======== Records shown

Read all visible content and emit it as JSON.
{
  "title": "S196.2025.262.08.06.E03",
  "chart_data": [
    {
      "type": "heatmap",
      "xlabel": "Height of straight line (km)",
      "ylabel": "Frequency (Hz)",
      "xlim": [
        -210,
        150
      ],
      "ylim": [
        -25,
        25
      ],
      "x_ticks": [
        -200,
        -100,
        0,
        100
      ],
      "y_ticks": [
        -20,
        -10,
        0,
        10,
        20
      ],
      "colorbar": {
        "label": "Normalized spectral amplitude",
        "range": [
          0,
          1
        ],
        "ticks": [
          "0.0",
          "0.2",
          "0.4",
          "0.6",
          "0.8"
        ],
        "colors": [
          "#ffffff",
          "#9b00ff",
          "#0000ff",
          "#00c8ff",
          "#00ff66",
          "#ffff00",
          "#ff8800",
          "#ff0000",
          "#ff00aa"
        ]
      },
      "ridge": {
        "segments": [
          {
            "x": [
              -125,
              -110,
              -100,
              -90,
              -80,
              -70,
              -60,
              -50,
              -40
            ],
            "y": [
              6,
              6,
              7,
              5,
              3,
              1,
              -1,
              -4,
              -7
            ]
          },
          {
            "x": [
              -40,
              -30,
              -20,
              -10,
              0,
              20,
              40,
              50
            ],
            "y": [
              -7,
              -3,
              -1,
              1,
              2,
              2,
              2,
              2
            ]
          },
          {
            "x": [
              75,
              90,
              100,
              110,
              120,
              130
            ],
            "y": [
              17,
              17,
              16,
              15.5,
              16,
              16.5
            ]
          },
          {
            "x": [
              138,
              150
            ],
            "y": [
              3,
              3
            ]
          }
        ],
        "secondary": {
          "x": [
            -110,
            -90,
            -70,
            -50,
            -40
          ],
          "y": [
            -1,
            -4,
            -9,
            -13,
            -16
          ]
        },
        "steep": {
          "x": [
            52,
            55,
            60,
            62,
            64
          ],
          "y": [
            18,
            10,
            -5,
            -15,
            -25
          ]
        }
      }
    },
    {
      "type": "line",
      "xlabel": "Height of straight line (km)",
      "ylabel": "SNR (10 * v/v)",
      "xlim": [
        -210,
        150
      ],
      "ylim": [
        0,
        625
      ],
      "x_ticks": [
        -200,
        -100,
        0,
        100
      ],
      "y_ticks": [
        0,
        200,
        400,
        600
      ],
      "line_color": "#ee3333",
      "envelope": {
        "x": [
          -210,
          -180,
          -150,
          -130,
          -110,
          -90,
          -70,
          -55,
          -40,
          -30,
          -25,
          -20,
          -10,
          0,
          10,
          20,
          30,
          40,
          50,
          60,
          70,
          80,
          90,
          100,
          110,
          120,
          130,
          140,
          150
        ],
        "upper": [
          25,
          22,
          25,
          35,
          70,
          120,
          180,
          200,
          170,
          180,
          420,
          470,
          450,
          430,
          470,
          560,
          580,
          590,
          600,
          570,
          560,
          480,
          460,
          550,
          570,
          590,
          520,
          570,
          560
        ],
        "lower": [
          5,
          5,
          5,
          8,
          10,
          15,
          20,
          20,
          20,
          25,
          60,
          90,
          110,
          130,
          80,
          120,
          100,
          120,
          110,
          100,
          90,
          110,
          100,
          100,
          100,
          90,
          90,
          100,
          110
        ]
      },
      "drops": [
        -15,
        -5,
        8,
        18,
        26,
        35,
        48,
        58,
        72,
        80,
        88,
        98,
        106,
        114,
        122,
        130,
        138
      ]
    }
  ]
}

================

**Do this:** Go through the data and return every record exactly.

**Expected answer:**
Read all visible content and emit it as JSON.
{
  "title": "S196.2025.262.08.06.E03",
  "chart_data": [
    {
      "type": "heatmap",
      "xlabel": "Height of straight line (km)",
      "ylabel": "Frequency (Hz)",
      "xlim": [
        -210,
        150
      ],
      "ylim": [
        -25,
        25
      ],
      "x_ticks": [
        -200,
        -100,
        0,
        100
      ],
      "y_ticks": [
        -20,
        -10,
        0,
        10,
        20
      ],
      "colorbar": {
        "label": "Normalized spectral amplitude",
        "range": [
          0,
          1
        ],
        "ticks": [
          "0.0",
          "0.2",
          "0.4",
          "0.6",
          "0.8"
        ],
        "colors": [
          "#ffffff",
          "#9b00ff",
          "#0000ff",
          "#00c8ff",
          "#00ff66",
          "#ffff00",
          "#ff8800",
          "#ff0000",
          "#ff00aa"
        ]
      },
      "ridge": {
        "segments": [
          {
            "x": [
              -125,
              -110,
              -100,
              -90,
              -80,
              -70,
              -60,
              -50,
              -40
            ],
            "y": [
              6,
              6,
              7,
              5,
              3,
              1,
              -1,
              -4,
              -7
            ]
          },
          {
            "x": [
              -40,
              -30,
              -20,
              -10,
              0,
              20,
              40,
              50
            ],
            "y": [
              -7,
              -3,
              -1,
              1,
              2,
              2,
              2,
              2
            ]
          },
          {
            "x": [
              75,
              90,
              100,
              110,
              120,
              130
            ],
            "y": [
              17,
              17,
              16,
              15.5,
              16,
              16.5
            ]
          },
          {
            "x": [
              138,
              150
            ],
            "y": [
              3,
              3
            ]
          }
        ],
        "secondary": {
          "x": [
            -110,
            -90,
            -70,
            -50,
            -40
          ],
          "y": [
            -1,
            -4,
            -9,
            -13,
            -16
          ]
        },
        "steep": {
          "x": [
            52,
            55,
            60,
            62,
            64
          ],
          "y": [
            18,
            10,
            -5,
            -15,
            -25
          ]
        }
      }
    },
    {
      "type": "line",
      "xlabel": "Height of straight line (km)",
      "ylabel": "SNR (10 * v/v)",
      "xlim": [
        -210,
        150
      ],
      "ylim": [
        0,
        625
      ],
      "x_ticks": [
        -200,
        -100,
        0,
        100
      ],
      "y_ticks": [
        0,
        200,
        400,
        600
      ],
      "line_color": "#ee3333",
      "envelope": {
        "x": [
          -210,
          -180,
          -150,
          -130,
          -110,
          -90,
          -70,
          -55,
          -40,
          -30,
          -25,
          -20,
          -10,
          0,
          10,
          20,
          30,
          40,
          50,
          60,
          70,
          80,
          90,
          100,
          110,
          120,
          130,
          140,
          150
        ],
        "upper": [
          25,
          22,
          25,
          35,
          70,
          120,
          180,
          200,
          170,
          180,
          420,
          470,
          450,
          430,
          470,
          560,
          580,
          590,
          600,
          570,
          560,
          480,
          460,
          550,
          570,
          590,
          520,
          570,
          560
        ],
        "lower": [
          5,
          5,
          5,
          8,
          10,
          15,
          20,
          20,
          20,
          25,
          60,
          90,
          110,
          130,
          80,
          120,
          100,
          120,
          110,
          100,
          90,
          110,
          100,
          100,
          100,
          90,
          90,
          100,
          110
        ]
      },
      "drops": [
        -15,
        -5,
        8,
        18,
        26,
        35,
        48,
        58,
        72,
        80,
        88,
        98,
        106,
        114,
        122,
        130,
        138
      ]
    }
  ]
}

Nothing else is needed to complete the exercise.